### Short problem:
An exact copy of the records is required, minus the pictures they hold.

### Input rows:
—————

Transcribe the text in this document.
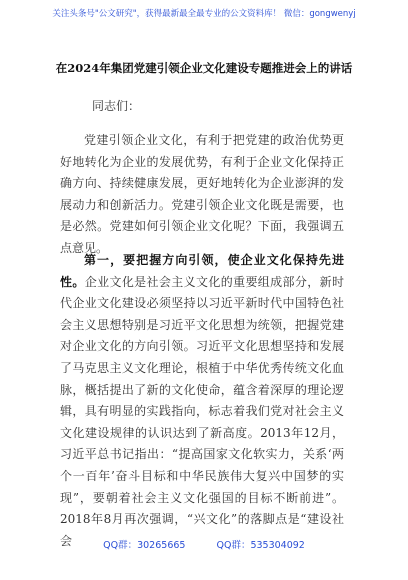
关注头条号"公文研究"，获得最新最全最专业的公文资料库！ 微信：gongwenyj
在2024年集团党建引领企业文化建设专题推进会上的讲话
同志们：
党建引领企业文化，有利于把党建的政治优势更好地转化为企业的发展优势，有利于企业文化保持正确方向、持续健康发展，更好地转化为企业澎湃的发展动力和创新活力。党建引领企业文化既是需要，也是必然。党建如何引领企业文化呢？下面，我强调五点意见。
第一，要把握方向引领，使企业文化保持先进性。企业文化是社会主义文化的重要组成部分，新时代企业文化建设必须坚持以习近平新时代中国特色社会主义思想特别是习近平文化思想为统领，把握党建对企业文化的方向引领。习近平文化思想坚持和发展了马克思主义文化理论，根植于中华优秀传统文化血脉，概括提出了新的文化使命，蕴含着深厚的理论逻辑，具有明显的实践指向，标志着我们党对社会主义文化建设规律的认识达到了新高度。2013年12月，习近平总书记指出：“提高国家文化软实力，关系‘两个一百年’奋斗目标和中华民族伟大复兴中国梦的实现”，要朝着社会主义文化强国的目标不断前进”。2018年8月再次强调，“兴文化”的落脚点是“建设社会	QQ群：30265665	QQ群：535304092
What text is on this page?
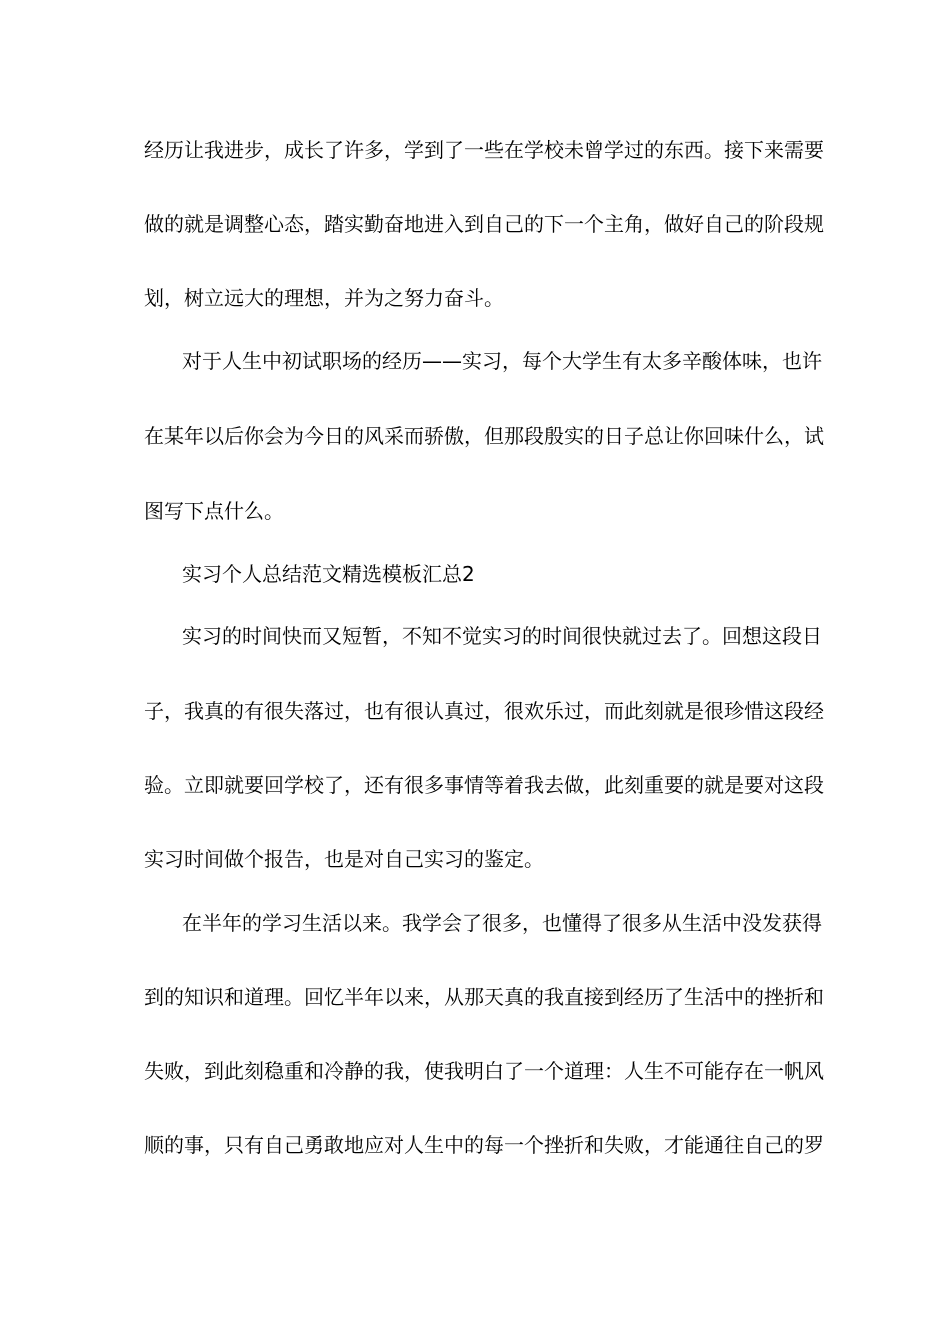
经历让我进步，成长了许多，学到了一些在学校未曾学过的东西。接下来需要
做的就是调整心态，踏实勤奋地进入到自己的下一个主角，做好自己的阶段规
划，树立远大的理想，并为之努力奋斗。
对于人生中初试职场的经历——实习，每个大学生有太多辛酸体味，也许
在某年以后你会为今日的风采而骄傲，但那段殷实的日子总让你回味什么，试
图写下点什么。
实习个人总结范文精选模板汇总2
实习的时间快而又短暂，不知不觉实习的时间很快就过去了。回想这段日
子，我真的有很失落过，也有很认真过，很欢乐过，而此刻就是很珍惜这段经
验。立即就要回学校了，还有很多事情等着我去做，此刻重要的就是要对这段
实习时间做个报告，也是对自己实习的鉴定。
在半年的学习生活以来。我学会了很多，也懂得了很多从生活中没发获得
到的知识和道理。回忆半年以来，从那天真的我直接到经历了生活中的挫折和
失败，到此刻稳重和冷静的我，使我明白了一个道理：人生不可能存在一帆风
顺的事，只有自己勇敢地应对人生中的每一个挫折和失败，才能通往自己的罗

—————

### Right answer:
Transcribe the text in this document.
关注头条号"公文研究"，获得最新最全最专业的公文资料库！ 微信：gongwenyj
在2024年集团党建引领企业文化建设专题推进会上的讲话
同志们：
党建引领企业文化，有利于把党建的政治优势更好地转化为企业的发展优势，有利于企业文化保持正确方向、持续健康发展，更好地转化为企业澎湃的发展动力和创新活力。党建引领企业文化既是需要，也是必然。党建如何引领企业文化呢？下面，我强调五点意见。
第一，要把握方向引领，使企业文化保持先进性。企业文化是社会主义文化的重要组成部分，新时代企业文化建设必须坚持以习近平新时代中国特色社会主义思想特别是习近平文化思想为统领，把握党建对企业文化的方向引领。习近平文化思想坚持和发展了马克思主义文化理论，根植于中华优秀传统文化血脉，概括提出了新的文化使命，蕴含着深厚的理论逻辑，具有明显的实践指向，标志着我们党对社会主义文化建设规律的认识达到了新高度。2013年12月，习近平总书记指出：“提高国家文化软实力，关系‘两个一百年’奋斗目标和中华民族伟大复兴中国梦的实现”，要朝着社会主义文化强国的目标不断前进”。2018年8月再次强调，“兴文化”的落脚点是“建设社会	QQ群：30265665	QQ群：535304092
What text is on this page?
经历让我进步，成长了许多，学到了一些在学校未曾学过的东西。接下来需要
做的就是调整心态，踏实勤奋地进入到自己的下一个主角，做好自己的阶段规
划，树立远大的理想，并为之努力奋斗。
对于人生中初试职场的经历——实习，每个大学生有太多辛酸体味，也许
在某年以后你会为今日的风采而骄傲，但那段殷实的日子总让你回味什么，试
图写下点什么。
实习个人总结范文精选模板汇总2
实习的时间快而又短暂，不知不觉实习的时间很快就过去了。回想这段日
子，我真的有很失落过，也有很认真过，很欢乐过，而此刻就是很珍惜这段经
验。立即就要回学校了，还有很多事情等着我去做，此刻重要的就是要对这段
实习时间做个报告，也是对自己实习的鉴定。
在半年的学习生活以来。我学会了很多，也懂得了很多从生活中没发获得
到的知识和道理。回忆半年以来，从那天真的我直接到经历了生活中的挫折和
失败，到此刻稳重和冷静的我，使我明白了一个道理：人生不可能存在一帆风
顺的事，只有自己勇敢地应对人生中的每一个挫折和失败，才能通往自己的罗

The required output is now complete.